Il tuo obiettivo: Prosegui l'articolo sul binomio McLaren-Honda a partire dalla sua ultima frase.

Testo del documento:
Il binomio McLaren-Honda ha le ore contate

Fernando Alonso, McLaren (©McLaren Twitter)

Dopo tre anni di insuccessi e delusioni il traumatico matrimonio bis tra McLaren e Honda potrebbe essere arrivato definitivamente al capolinea. Mancato l’obiettivo di replicare lo splendore delle stagioni vissute a pane e botte da orbi tra Ayrton Senna e Alain Prost la scuderia di Woking avrebbe ormai deciso di trovarsi un motorista alternativo, nella speranza di recuperare velocità e soprattutto credito.

Già piuttosto compromessa per via dell’incredibile numero di propulsori saltati da inizio 2017, la situazione sarebbe precipitata al termine del GP del Belgio della scorsa settimana, dove Stoffel Vandoorne ha viaggiato alla pari delle Sauber e Fernando Alonso è stato costretto al ritiro. “Con una power unit Mercedes ora saremmo più rapidi di 2 secondi rispetto alla Williams”. Era stato il commento piccato del responsabile del muretto Eric Boullier.

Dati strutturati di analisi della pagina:
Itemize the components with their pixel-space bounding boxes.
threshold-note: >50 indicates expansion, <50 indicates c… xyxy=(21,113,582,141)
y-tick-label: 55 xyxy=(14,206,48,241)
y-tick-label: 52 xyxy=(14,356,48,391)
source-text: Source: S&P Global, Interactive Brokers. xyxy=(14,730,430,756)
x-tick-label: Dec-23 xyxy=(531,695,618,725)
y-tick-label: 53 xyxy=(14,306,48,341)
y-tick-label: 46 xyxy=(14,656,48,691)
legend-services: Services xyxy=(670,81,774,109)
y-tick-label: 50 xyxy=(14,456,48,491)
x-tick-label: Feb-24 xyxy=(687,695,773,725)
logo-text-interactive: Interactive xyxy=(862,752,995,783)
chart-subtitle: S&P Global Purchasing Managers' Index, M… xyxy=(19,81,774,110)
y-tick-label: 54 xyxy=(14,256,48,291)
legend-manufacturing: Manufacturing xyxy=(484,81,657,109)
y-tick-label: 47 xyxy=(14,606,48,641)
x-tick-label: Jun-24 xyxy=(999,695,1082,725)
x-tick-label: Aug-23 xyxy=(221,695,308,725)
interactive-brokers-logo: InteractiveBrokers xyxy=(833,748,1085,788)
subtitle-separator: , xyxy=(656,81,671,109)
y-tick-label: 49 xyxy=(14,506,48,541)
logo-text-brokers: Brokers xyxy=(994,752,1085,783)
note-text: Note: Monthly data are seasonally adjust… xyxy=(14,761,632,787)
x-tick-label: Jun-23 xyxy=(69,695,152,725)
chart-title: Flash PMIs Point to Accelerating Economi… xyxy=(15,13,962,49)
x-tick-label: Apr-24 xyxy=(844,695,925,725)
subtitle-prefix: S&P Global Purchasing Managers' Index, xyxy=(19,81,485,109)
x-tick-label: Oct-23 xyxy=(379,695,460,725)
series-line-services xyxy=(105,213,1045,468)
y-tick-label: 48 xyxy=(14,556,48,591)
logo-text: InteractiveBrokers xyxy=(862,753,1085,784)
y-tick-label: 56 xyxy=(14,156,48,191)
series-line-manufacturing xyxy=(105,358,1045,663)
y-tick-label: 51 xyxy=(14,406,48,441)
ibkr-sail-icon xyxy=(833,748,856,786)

Sezione risposta:
Ancora più duro, come al solito, si è dimostrato il campione di Oviedo che a quanto pare alle dirigenza del team avrebbe detto a porte chiuse “o me, o la Honda”. “Per migliorare ci sarebbe bisogno di un unico cambiamento”. Il suo suggerimento prima dell’affondo parlando con El Mundo Deportivo: “Penso che là fuori ci siano le riposte relative ai nostri problemi, per cui dobbiamo trovarle. Tuttavia non è guardando in cielo che riusciremo a risolvere il tutto, bensì sedendoci ad un tavolo per discutere a proposito di ciò che sarà meglio fare nel 2018”.

Per il nipponico l’abbandono della McLaren potrebbe non essere il solo, dato che dopo il fallimento della trattativa con la Sauber, finita nel dimenticatoio non appena salito al vertice di Hinwil Frederic Vasseur, adesso dovrebbe arrivare quello con la Toro Rosso, che avrebbe optato per non rispettare il termine conclusivo per la richiesta di fornitura della PU prevista per Monza.

Per quanto concerne la motorizzazione della mitica squadra fondata da Bruce McLaren, la scelta potrebbe ricadere sulla Renault.